**THE PROBLEM:**
Below are entries. Pull out all lines containing "retour".

**MATERIAL FOR THE TASK:**
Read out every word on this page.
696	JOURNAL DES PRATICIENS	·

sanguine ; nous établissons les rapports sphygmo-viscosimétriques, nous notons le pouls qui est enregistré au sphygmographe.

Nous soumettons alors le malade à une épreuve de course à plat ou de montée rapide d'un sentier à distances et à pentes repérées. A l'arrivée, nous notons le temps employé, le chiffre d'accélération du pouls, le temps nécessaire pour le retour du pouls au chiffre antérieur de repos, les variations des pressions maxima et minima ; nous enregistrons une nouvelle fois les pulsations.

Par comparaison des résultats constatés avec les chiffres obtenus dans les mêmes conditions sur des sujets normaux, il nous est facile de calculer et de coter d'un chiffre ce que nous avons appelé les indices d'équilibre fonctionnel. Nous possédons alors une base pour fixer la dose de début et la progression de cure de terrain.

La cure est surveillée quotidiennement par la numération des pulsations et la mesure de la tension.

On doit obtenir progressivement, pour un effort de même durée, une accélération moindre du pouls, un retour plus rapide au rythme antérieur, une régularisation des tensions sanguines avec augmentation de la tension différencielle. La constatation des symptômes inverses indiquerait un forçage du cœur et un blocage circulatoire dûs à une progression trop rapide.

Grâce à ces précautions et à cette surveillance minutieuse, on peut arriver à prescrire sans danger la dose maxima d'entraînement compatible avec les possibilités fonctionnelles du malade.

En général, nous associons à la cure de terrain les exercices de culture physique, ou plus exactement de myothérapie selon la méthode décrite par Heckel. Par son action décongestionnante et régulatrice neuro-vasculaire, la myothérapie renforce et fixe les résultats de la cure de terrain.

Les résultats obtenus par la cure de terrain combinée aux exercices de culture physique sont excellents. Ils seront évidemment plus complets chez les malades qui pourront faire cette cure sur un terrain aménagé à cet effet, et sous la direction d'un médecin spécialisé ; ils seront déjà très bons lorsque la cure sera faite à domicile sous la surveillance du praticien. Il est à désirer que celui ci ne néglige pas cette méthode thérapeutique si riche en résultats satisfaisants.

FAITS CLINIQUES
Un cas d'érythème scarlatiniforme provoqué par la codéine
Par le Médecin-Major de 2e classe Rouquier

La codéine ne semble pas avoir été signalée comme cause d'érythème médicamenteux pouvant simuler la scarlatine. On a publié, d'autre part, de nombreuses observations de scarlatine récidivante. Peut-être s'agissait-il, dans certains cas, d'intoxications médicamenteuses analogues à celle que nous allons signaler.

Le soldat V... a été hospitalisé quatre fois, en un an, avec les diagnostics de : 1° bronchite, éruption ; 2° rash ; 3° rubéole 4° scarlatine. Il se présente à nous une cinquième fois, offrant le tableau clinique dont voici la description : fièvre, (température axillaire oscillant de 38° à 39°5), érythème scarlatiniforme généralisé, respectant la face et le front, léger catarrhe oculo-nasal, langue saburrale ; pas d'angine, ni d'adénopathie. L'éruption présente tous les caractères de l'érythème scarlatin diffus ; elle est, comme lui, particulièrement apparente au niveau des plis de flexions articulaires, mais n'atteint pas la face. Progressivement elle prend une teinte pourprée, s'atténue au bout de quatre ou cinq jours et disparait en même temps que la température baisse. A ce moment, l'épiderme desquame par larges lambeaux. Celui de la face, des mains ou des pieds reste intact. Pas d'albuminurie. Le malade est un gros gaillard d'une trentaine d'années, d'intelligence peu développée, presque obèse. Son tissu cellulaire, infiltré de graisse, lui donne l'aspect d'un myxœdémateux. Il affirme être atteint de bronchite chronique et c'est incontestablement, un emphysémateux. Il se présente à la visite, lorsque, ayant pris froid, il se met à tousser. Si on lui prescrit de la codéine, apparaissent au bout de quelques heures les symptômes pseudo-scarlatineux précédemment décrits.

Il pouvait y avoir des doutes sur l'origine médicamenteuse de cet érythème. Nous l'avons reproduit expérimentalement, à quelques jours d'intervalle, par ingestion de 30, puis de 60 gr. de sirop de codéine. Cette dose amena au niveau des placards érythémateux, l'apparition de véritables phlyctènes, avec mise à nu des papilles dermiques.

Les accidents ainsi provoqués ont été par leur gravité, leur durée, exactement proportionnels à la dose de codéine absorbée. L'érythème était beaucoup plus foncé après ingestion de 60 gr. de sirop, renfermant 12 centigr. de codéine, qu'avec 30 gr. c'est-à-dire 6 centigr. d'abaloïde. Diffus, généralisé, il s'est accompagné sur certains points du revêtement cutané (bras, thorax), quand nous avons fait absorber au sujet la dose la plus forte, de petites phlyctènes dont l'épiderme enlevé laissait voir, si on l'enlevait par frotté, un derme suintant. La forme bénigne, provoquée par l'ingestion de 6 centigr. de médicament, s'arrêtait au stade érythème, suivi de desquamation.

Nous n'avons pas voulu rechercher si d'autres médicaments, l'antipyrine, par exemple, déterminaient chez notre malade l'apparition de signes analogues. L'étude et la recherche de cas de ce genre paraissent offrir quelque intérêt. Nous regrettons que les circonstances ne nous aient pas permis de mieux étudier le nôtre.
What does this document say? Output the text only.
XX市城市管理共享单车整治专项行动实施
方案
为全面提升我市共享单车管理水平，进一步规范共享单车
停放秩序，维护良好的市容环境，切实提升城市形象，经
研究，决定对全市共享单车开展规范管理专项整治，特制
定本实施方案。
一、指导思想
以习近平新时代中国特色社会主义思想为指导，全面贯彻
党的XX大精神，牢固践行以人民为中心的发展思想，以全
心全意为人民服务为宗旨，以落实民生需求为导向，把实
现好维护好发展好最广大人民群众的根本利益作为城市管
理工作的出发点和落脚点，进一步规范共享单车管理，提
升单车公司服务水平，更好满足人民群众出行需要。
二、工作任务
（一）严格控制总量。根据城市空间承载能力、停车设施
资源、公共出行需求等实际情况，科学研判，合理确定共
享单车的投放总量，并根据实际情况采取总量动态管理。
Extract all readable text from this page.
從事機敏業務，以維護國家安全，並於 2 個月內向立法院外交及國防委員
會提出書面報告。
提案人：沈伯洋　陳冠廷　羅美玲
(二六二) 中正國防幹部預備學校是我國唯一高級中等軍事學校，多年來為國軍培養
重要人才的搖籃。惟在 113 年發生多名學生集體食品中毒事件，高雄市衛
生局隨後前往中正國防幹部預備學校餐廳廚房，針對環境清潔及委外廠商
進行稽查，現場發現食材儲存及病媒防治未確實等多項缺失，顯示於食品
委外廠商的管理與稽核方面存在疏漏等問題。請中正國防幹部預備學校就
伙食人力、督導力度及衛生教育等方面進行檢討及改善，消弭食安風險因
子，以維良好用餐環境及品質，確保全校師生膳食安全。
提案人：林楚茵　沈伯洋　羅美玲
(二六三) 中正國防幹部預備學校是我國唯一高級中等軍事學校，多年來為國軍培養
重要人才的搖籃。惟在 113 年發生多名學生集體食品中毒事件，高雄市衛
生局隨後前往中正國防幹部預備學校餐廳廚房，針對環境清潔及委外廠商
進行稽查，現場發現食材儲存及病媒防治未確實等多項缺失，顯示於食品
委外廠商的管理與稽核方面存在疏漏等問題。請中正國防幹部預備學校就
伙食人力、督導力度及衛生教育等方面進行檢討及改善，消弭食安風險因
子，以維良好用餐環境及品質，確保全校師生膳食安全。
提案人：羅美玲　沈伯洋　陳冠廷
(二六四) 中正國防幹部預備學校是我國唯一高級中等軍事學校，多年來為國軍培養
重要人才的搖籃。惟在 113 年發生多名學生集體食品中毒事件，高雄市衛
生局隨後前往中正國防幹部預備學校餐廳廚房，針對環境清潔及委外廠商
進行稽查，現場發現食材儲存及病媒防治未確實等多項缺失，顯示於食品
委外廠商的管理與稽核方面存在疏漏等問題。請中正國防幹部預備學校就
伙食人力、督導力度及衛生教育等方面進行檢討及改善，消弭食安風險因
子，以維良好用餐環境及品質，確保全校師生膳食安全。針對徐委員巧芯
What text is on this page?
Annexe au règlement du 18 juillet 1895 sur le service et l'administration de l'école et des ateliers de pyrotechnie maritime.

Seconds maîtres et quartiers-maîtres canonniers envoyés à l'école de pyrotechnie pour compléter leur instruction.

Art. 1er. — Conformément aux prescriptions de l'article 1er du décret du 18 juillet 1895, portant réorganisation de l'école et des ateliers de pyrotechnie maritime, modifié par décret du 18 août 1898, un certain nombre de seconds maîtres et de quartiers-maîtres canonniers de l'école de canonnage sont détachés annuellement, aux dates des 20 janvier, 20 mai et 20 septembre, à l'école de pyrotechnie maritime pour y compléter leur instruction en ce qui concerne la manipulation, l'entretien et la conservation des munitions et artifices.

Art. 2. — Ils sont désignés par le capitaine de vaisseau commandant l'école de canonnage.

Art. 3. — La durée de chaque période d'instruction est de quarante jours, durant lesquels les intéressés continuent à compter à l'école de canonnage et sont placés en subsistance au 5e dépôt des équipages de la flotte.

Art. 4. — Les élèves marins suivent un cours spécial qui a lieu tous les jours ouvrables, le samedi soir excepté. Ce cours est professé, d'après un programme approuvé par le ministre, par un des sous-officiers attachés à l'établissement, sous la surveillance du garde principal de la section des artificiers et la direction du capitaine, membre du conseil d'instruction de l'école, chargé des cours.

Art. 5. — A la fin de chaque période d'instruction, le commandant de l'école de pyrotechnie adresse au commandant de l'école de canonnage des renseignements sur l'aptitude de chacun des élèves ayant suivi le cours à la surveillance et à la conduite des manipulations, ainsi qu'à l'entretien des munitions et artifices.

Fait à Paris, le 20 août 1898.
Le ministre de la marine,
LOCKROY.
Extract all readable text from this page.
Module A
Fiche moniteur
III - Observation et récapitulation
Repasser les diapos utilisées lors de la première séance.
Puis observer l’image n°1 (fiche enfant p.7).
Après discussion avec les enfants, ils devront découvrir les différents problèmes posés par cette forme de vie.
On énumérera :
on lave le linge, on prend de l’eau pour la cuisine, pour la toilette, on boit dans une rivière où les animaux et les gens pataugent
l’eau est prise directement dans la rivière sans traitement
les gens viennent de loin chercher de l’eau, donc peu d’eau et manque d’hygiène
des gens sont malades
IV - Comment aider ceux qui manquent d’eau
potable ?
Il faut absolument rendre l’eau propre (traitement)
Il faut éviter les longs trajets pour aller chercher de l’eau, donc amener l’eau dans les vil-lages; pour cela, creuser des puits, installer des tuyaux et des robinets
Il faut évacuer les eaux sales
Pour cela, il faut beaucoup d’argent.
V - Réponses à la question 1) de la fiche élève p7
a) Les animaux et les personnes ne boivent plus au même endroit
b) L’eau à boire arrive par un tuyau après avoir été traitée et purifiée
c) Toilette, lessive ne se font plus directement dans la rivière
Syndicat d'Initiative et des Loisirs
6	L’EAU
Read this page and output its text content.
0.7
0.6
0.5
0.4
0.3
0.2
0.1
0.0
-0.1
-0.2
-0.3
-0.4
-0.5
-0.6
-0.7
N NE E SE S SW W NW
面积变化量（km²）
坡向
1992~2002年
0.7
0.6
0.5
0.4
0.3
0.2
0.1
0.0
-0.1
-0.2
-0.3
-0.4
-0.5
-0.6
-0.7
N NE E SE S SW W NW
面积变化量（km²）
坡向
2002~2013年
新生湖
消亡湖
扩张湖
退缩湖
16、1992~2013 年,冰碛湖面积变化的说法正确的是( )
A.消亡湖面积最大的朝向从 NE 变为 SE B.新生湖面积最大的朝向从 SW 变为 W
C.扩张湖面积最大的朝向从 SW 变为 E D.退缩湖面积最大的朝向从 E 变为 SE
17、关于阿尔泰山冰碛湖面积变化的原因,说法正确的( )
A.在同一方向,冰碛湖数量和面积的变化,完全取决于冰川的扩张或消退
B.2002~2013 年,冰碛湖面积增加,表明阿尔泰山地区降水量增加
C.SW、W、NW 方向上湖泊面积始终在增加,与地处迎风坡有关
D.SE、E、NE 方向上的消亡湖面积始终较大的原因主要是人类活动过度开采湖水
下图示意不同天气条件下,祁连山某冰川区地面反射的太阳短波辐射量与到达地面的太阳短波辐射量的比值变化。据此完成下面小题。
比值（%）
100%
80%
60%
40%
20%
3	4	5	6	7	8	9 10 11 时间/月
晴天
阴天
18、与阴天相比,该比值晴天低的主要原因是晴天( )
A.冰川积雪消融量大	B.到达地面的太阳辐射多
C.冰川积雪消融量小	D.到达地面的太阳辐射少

**EXERCISE ANSWER:**
Nous soumettons alors le malade à une épreuve de course à plat ou de montée rapide d'un sentier à distances et à pentes repérées. A l'arrivée, nous notons le temps employé, le chiffre d'accélération du pouls, le temps nécessaire pour le retour du pouls au chiffre antérieur de repos, les variations des pressions maxima et minima ; nous enregistrons une nouvelle fois les pulsations.
On doit obtenir progressivement, pour un effort de même durée, une accélération moindre du pouls, un retour plus rapide au rythme antérieur, une régularisation des tensions sanguines avec augmentation de la tension différencielle. La constatation des symptômes inverses indiquerait un forçage du cœur et un blocage circulatoire dûs à une progression trop rapide.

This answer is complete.